- _PROVIDED RECORDS_
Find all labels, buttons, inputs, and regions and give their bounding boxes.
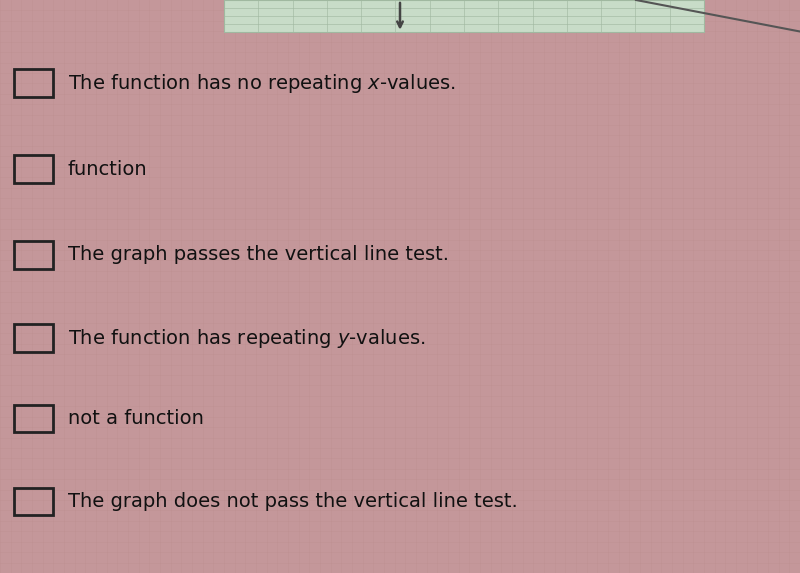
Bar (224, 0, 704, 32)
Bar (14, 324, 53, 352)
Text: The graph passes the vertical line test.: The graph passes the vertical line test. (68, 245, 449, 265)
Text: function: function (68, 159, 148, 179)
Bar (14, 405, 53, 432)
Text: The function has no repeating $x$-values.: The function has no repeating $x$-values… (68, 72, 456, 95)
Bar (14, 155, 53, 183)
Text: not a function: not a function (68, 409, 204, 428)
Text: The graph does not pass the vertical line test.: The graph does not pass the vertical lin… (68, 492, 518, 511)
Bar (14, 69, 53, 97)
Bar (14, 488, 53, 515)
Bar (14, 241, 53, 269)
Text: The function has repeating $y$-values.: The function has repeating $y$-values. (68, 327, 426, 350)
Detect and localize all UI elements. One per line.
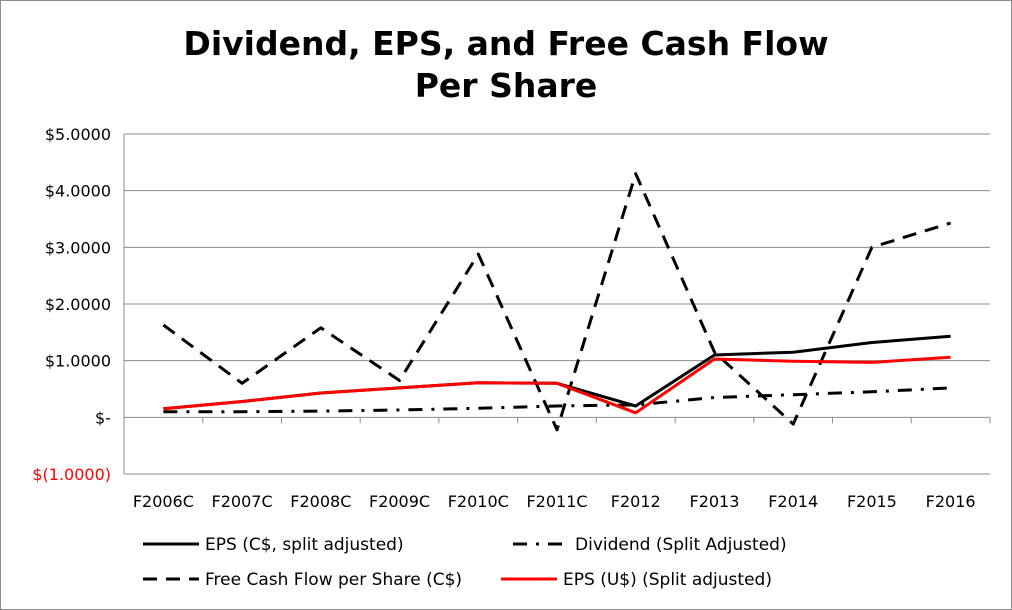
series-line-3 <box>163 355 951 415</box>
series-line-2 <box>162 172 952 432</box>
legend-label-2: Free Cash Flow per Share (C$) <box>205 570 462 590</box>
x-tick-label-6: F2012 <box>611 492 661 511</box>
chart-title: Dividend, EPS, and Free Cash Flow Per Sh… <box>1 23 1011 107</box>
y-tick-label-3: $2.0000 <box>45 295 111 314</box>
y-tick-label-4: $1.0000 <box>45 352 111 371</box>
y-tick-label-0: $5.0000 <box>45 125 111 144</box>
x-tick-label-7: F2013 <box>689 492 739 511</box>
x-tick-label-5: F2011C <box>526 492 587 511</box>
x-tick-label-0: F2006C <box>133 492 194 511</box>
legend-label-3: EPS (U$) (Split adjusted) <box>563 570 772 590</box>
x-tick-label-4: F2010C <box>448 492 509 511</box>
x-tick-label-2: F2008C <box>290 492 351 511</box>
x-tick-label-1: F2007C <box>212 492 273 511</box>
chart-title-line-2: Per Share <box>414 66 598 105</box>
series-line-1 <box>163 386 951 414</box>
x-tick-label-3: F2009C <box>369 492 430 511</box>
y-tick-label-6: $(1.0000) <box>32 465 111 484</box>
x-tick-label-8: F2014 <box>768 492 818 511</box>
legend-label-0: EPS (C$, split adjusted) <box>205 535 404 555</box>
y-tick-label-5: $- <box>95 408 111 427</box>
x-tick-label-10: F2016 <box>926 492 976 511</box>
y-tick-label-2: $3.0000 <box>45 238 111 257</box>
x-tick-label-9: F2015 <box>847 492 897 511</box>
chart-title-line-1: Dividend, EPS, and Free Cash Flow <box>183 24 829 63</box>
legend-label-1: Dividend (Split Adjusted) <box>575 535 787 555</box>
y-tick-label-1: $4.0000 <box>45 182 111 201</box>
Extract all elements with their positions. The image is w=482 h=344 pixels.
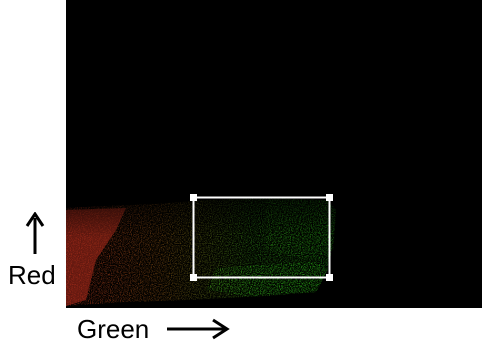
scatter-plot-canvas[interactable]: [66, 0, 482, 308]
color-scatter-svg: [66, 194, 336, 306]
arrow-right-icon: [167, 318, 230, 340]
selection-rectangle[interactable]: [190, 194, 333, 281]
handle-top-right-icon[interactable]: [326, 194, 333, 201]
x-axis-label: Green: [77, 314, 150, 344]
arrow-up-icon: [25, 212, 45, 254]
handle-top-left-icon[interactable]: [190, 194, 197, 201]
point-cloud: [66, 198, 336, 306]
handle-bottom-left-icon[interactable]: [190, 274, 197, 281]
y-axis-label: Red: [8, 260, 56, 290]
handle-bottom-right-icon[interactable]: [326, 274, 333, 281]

- _WHAT IS BEING ASKED_
Reproduce the lines from the line with "Bar (224, 0, 704, 32)" to the line with "Text: not a", replacing "graph" with "plot" and leaving everything else unchanged.

- _FINAL RESULT_
Bar (224, 0, 704, 32)
Bar (14, 324, 53, 352)
Text: The plot passes the vertical line test.: The plot passes the vertical line test. (68, 245, 449, 265)
Text: function: function (68, 159, 148, 179)
Bar (14, 405, 53, 432)
Text: The function has no repeating $x$-values.: The function has no repeating $x$-values… (68, 72, 456, 95)
Bar (14, 155, 53, 183)
Text: not a function: not a function (68, 409, 204, 428)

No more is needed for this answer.